(REQUIREMENT): Please find each line in the records below that contains the string "calendar", and copy every such line.

— start DATA ENTRIES —

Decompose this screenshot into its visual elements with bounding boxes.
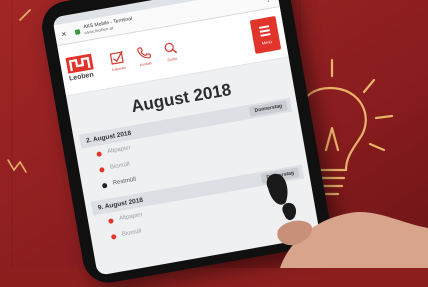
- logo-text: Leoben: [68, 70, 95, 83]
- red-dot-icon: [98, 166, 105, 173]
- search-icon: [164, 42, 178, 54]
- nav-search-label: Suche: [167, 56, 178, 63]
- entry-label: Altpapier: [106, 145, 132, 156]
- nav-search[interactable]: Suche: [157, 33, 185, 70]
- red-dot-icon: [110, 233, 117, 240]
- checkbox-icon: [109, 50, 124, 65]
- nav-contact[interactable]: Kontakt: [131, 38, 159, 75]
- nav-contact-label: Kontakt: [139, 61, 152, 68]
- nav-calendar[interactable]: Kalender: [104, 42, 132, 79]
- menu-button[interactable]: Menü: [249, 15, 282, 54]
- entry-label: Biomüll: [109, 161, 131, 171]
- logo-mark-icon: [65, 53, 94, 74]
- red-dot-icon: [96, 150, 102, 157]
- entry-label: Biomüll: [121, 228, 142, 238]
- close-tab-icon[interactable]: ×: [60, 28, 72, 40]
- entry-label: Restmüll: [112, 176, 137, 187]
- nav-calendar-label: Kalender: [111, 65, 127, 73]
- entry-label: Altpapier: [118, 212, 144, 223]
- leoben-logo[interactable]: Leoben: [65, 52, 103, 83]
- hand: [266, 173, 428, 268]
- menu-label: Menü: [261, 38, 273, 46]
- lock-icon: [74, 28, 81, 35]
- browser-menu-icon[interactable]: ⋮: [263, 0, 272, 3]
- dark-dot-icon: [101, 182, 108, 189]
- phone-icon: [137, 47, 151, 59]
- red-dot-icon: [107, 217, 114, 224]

— end DATA ENTRIES —
— start DATA ENTRIES —

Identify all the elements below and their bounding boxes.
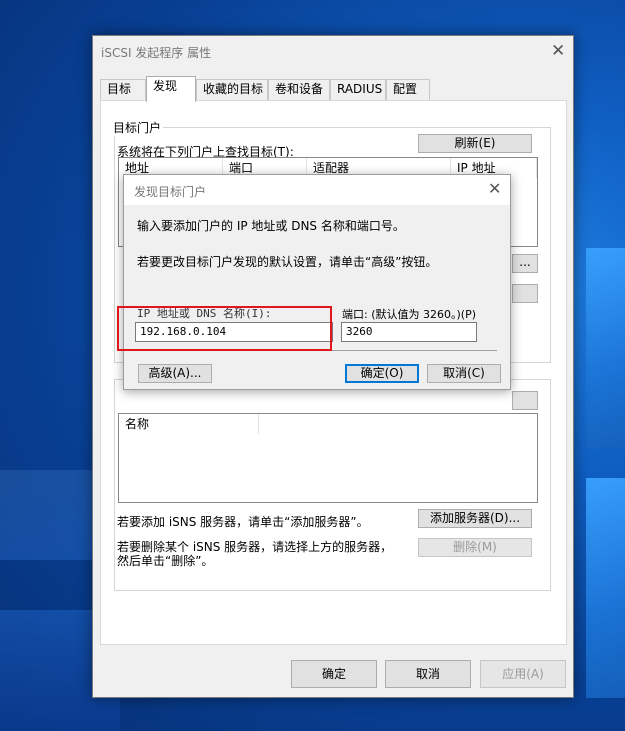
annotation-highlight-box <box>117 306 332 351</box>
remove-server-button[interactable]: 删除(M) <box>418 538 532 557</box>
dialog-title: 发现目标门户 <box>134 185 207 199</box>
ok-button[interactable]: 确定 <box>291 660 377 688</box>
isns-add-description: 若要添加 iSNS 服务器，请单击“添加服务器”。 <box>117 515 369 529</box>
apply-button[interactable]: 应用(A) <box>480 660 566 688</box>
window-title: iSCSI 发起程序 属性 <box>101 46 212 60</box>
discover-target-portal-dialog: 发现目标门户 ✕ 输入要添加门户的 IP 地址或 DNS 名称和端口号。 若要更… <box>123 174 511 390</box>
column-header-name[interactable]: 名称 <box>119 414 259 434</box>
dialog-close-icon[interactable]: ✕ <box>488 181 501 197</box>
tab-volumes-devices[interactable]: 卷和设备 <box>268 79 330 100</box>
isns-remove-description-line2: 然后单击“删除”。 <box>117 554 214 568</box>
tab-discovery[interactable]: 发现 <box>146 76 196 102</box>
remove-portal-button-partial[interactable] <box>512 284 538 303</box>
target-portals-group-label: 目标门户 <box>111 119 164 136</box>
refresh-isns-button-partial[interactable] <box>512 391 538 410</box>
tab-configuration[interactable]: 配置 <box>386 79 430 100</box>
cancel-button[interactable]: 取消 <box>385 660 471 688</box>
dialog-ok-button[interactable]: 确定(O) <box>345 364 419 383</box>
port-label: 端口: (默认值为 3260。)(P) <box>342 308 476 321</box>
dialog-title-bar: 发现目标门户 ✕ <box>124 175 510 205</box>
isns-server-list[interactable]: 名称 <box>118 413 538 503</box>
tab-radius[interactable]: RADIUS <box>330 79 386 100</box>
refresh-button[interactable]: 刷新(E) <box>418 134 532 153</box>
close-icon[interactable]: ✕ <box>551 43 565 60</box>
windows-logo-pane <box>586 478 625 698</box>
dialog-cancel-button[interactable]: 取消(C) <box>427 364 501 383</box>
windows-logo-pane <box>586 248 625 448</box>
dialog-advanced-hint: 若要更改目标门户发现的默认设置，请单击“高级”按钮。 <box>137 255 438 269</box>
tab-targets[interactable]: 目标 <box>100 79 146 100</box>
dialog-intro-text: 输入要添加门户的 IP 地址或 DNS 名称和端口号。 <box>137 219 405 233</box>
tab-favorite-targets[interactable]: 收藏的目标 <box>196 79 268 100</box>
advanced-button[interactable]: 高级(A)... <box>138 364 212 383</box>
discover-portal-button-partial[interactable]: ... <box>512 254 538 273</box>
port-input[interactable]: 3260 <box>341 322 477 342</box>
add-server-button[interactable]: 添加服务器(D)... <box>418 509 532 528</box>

— end DATA ENTRIES —

(WRITTEN SOLUTION):
- nav-calendar[interactable]: Kalender: [104, 42, 132, 79]
- nav-calendar-label: Kalender: [111, 65, 127, 73]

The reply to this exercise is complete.